┌────────

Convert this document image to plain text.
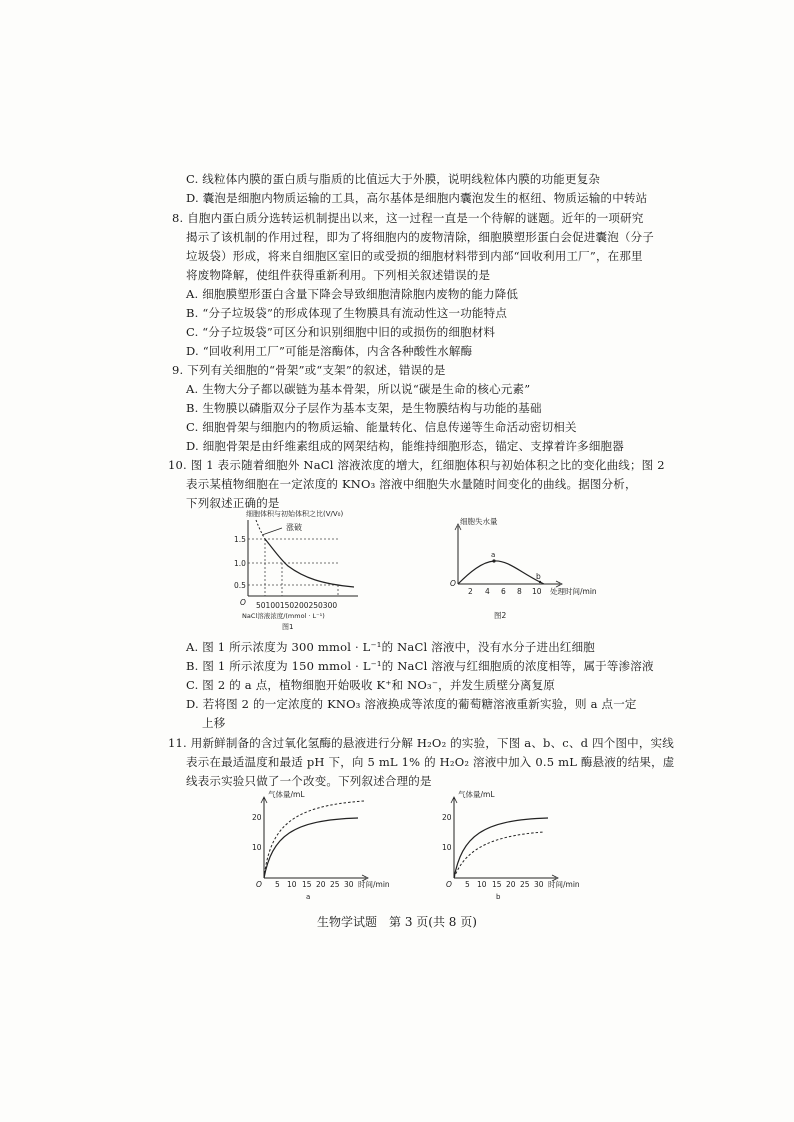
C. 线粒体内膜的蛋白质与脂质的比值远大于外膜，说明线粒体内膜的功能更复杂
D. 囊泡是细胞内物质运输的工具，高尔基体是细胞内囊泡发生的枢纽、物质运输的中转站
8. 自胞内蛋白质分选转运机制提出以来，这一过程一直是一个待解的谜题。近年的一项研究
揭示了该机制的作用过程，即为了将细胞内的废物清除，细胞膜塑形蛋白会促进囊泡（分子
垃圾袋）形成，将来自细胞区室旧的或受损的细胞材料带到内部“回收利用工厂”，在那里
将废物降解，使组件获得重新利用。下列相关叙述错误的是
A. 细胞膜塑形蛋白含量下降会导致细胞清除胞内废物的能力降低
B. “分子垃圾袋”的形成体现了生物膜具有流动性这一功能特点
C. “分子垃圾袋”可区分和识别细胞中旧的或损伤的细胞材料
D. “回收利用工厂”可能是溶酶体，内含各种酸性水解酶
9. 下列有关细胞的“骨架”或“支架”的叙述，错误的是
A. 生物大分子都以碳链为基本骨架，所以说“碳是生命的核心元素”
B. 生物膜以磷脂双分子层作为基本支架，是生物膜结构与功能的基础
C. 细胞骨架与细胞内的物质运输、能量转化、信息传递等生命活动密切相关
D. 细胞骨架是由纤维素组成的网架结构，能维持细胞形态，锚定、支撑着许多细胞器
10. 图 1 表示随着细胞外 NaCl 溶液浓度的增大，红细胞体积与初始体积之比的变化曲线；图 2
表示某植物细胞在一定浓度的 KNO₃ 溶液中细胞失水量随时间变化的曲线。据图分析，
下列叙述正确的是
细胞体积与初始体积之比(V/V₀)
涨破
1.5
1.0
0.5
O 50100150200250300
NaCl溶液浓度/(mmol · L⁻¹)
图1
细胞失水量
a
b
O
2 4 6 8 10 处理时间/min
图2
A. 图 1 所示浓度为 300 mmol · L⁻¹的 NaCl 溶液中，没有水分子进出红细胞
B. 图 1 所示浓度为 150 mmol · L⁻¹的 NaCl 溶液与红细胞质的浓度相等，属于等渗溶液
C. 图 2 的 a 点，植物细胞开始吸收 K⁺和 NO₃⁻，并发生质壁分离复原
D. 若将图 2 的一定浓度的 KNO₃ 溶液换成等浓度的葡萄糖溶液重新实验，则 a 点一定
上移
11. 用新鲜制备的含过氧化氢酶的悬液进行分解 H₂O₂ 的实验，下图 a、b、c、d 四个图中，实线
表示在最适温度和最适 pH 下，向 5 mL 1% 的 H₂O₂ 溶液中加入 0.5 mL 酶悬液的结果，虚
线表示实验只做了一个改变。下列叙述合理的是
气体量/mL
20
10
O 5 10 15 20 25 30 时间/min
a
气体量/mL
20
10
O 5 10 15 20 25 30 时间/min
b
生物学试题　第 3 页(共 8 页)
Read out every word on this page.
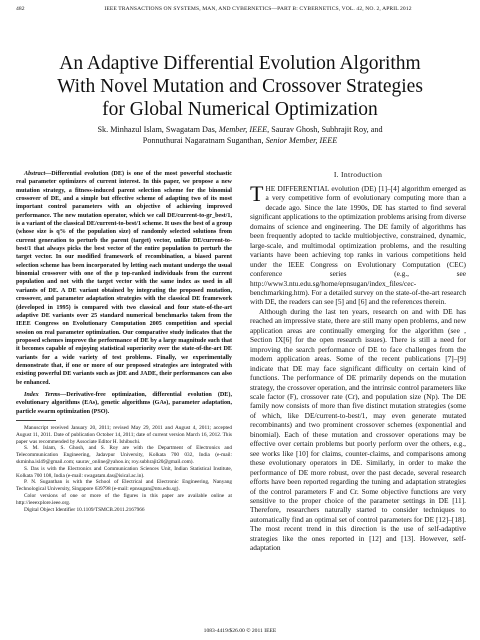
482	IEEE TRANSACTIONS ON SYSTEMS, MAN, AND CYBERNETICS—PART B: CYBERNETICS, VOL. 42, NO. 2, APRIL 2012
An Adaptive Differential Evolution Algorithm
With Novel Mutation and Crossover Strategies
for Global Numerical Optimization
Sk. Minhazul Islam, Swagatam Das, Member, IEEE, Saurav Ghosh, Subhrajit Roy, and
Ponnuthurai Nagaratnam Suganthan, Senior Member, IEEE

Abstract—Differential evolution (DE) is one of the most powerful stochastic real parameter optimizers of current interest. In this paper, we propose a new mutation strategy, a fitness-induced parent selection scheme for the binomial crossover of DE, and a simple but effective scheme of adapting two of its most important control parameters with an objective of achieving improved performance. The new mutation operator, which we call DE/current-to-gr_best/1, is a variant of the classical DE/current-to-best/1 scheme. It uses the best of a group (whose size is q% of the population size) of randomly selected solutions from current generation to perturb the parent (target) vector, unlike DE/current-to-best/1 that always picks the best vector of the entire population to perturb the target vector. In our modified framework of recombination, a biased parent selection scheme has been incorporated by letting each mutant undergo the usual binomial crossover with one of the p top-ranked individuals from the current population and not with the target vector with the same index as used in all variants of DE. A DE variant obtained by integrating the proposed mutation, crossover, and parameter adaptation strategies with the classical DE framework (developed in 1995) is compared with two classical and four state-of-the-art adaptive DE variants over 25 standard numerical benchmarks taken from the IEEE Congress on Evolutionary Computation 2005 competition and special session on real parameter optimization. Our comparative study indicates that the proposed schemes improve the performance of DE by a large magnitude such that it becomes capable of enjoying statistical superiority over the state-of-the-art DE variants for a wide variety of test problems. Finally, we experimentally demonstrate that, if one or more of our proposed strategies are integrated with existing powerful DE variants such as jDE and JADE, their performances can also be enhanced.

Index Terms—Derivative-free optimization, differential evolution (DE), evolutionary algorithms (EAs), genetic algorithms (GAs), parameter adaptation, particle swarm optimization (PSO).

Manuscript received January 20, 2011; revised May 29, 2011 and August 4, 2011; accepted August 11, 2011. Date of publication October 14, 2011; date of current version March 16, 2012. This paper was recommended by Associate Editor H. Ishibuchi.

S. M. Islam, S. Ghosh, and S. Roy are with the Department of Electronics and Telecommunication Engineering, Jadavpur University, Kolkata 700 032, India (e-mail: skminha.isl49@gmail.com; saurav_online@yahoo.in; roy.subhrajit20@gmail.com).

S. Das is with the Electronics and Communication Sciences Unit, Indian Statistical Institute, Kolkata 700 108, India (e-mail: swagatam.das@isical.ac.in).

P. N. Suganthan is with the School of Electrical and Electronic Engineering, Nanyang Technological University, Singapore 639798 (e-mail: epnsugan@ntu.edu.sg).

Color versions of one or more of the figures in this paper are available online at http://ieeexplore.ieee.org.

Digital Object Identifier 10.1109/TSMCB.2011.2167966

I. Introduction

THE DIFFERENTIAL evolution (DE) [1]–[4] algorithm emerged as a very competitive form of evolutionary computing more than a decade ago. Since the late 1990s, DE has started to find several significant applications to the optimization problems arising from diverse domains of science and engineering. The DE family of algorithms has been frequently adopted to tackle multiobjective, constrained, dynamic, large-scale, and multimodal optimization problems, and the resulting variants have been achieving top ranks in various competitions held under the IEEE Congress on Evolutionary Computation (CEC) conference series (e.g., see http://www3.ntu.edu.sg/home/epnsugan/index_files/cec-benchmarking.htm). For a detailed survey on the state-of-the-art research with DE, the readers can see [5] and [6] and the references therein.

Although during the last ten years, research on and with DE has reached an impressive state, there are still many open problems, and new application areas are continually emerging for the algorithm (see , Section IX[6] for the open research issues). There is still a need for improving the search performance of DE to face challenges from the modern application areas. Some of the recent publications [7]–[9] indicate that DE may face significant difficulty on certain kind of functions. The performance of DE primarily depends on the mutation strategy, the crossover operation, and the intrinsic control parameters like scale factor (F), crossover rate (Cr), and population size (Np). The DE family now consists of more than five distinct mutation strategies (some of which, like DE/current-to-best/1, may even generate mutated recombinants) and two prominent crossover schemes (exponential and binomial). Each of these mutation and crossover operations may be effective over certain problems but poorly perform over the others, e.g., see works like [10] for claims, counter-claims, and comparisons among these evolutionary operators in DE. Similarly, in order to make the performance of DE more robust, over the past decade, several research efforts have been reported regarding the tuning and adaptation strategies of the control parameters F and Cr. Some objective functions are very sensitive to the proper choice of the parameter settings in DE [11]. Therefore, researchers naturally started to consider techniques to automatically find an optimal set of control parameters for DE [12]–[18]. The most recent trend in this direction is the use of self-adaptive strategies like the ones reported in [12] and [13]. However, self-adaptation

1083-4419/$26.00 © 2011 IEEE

└────────

_What the task asks_.
Reproduce the full material exactly, excluding the pictures.

_Solution below_.
Convert this document image to plain text.
C. 线粒体内膜的蛋白质与脂质的比值远大于外膜，说明线粒体内膜的功能更复杂
D. 囊泡是细胞内物质运输的工具，高尔基体是细胞内囊泡发生的枢纽、物质运输的中转站
8. 自胞内蛋白质分选转运机制提出以来，这一过程一直是一个待解的谜题。近年的一项研究
揭示了该机制的作用过程，即为了将细胞内的废物清除，细胞膜塑形蛋白会促进囊泡（分子
垃圾袋）形成，将来自细胞区室旧的或受损的细胞材料带到内部“回收利用工厂”，在那里
将废物降解，使组件获得重新利用。下列相关叙述错误的是
A. 细胞膜塑形蛋白含量下降会导致细胞清除胞内废物的能力降低
B. “分子垃圾袋”的形成体现了生物膜具有流动性这一功能特点
C. “分子垃圾袋”可区分和识别细胞中旧的或损伤的细胞材料
D. “回收利用工厂”可能是溶酶体，内含各种酸性水解酶
9. 下列有关细胞的“骨架”或“支架”的叙述，错误的是
A. 生物大分子都以碳链为基本骨架，所以说“碳是生命的核心元素”
B. 生物膜以磷脂双分子层作为基本支架，是生物膜结构与功能的基础
C. 细胞骨架与细胞内的物质运输、能量转化、信息传递等生命活动密切相关
D. 细胞骨架是由纤维素组成的网架结构，能维持细胞形态，锚定、支撑着许多细胞器
10. 图 1 表示随着细胞外 NaCl 溶液浓度的增大，红细胞体积与初始体积之比的变化曲线；图 2
表示某植物细胞在一定浓度的 KNO₃ 溶液中细胞失水量随时间变化的曲线。据图分析，
下列叙述正确的是
细胞体积与初始体积之比(V/V₀)
涨破
1.5
1.0
0.5
O 50100150200250300
NaCl溶液浓度/(mmol · L⁻¹)
图1
细胞失水量
a
b
O
2 4 6 8 10 处理时间/min
图2
A. 图 1 所示浓度为 300 mmol · L⁻¹的 NaCl 溶液中，没有水分子进出红细胞
B. 图 1 所示浓度为 150 mmol · L⁻¹的 NaCl 溶液与红细胞质的浓度相等，属于等渗溶液
C. 图 2 的 a 点，植物细胞开始吸收 K⁺和 NO₃⁻，并发生质壁分离复原
D. 若将图 2 的一定浓度的 KNO₃ 溶液换成等浓度的葡萄糖溶液重新实验，则 a 点一定
上移
11. 用新鲜制备的含过氧化氢酶的悬液进行分解 H₂O₂ 的实验，下图 a、b、c、d 四个图中，实线
表示在最适温度和最适 pH 下，向 5 mL 1% 的 H₂O₂ 溶液中加入 0.5 mL 酶悬液的结果，虚
线表示实验只做了一个改变。下列叙述合理的是
气体量/mL
20
10
O 5 10 15 20 25 30 时间/min
a
气体量/mL
20
10
O 5 10 15 20 25 30 时间/min
b
生物学试题　第 3 页(共 8 页)
Read out every word on this page.
482	IEEE TRANSACTIONS ON SYSTEMS, MAN, AND CYBERNETICS—PART B: CYBERNETICS, VOL. 42, NO. 2, APRIL 2012
An Adaptive Differential Evolution Algorithm
With Novel Mutation and Crossover Strategies
for Global Numerical Optimization
Sk. Minhazul Islam, Swagatam Das, Member, IEEE, Saurav Ghosh, Subhrajit Roy, and
Ponnuthurai Nagaratnam Suganthan, Senior Member, IEEE

Abstract—Differential evolution (DE) is one of the most powerful stochastic real parameter optimizers of current interest. In this paper, we propose a new mutation strategy, a fitness-induced parent selection scheme for the binomial crossover of DE, and a simple but effective scheme of adapting two of its most important control parameters with an objective of achieving improved performance. The new mutation operator, which we call DE/current-to-gr_best/1, is a variant of the classical DE/current-to-best/1 scheme. It uses the best of a group (whose size is q% of the population size) of randomly selected solutions from current generation to perturb the parent (target) vector, unlike DE/current-to-best/1 that always picks the best vector of the entire population to perturb the target vector. In our modified framework of recombination, a biased parent selection scheme has been incorporated by letting each mutant undergo the usual binomial crossover with one of the p top-ranked individuals from the current population and not with the target vector with the same index as used in all variants of DE. A DE variant obtained by integrating the proposed mutation, crossover, and parameter adaptation strategies with the classical DE framework (developed in 1995) is compared with two classical and four state-of-the-art adaptive DE variants over 25 standard numerical benchmarks taken from the IEEE Congress on Evolutionary Computation 2005 competition and special session on real parameter optimization. Our comparative study indicates that the proposed schemes improve the performance of DE by a large magnitude such that it becomes capable of enjoying statistical superiority over the state-of-the-art DE variants for a wide variety of test problems. Finally, we experimentally demonstrate that, if one or more of our proposed strategies are integrated with existing powerful DE variants such as jDE and JADE, their performances can also be enhanced.

Index Terms—Derivative-free optimization, differential evolution (DE), evolutionary algorithms (EAs), genetic algorithms (GAs), parameter adaptation, particle swarm optimization (PSO).

Manuscript received January 20, 2011; revised May 29, 2011 and August 4, 2011; accepted August 11, 2011. Date of publication October 14, 2011; date of current version March 16, 2012. This paper was recommended by Associate Editor H. Ishibuchi.

S. M. Islam, S. Ghosh, and S. Roy are with the Department of Electronics and Telecommunication Engineering, Jadavpur University, Kolkata 700 032, India (e-mail: skminha.isl49@gmail.com; saurav_online@yahoo.in; roy.subhrajit20@gmail.com).

S. Das is with the Electronics and Communication Sciences Unit, Indian Statistical Institute, Kolkata 700 108, India (e-mail: swagatam.das@isical.ac.in).

P. N. Suganthan is with the School of Electrical and Electronic Engineering, Nanyang Technological University, Singapore 639798 (e-mail: epnsugan@ntu.edu.sg).

Color versions of one or more of the figures in this paper are available online at http://ieeexplore.ieee.org.

Digital Object Identifier 10.1109/TSMCB.2011.2167966

I. Introduction

THE DIFFERENTIAL evolution (DE) [1]–[4] algorithm emerged as a very competitive form of evolutionary computing more than a decade ago. Since the late 1990s, DE has started to find several significant applications to the optimization problems arising from diverse domains of science and engineering. The DE family of algorithms has been frequently adopted to tackle multiobjective, constrained, dynamic, large-scale, and multimodal optimization problems, and the resulting variants have been achieving top ranks in various competitions held under the IEEE Congress on Evolutionary Computation (CEC) conference series (e.g., see http://www3.ntu.edu.sg/home/epnsugan/index_files/cec-benchmarking.htm). For a detailed survey on the state-of-the-art research with DE, the readers can see [5] and [6] and the references therein.

Although during the last ten years, research on and with DE has reached an impressive state, there are still many open problems, and new application areas are continually emerging for the algorithm (see , Section IX[6] for the open research issues). There is still a need for improving the search performance of DE to face challenges from the modern application areas. Some of the recent publications [7]–[9] indicate that DE may face significant difficulty on certain kind of functions. The performance of DE primarily depends on the mutation strategy, the crossover operation, and the intrinsic control parameters like scale factor (F), crossover rate (Cr), and population size (Np). The DE family now consists of more than five distinct mutation strategies (some of which, like DE/current-to-best/1, may even generate mutated recombinants) and two prominent crossover schemes (exponential and binomial). Each of these mutation and crossover operations may be effective over certain problems but poorly perform over the others, e.g., see works like [10] for claims, counter-claims, and comparisons among these evolutionary operators in DE. Similarly, in order to make the performance of DE more robust, over the past decade, several research efforts have been reported regarding the tuning and adaptation strategies of the control parameters F and Cr. Some objective functions are very sensitive to the proper choice of the parameter settings in DE [11]. Therefore, researchers naturally started to consider techniques to automatically find an optimal set of control parameters for DE [12]–[18]. The most recent trend in this direction is the use of self-adaptive strategies like the ones reported in [12] and [13]. However, self-adaptation

1083-4419/$26.00 © 2011 IEEE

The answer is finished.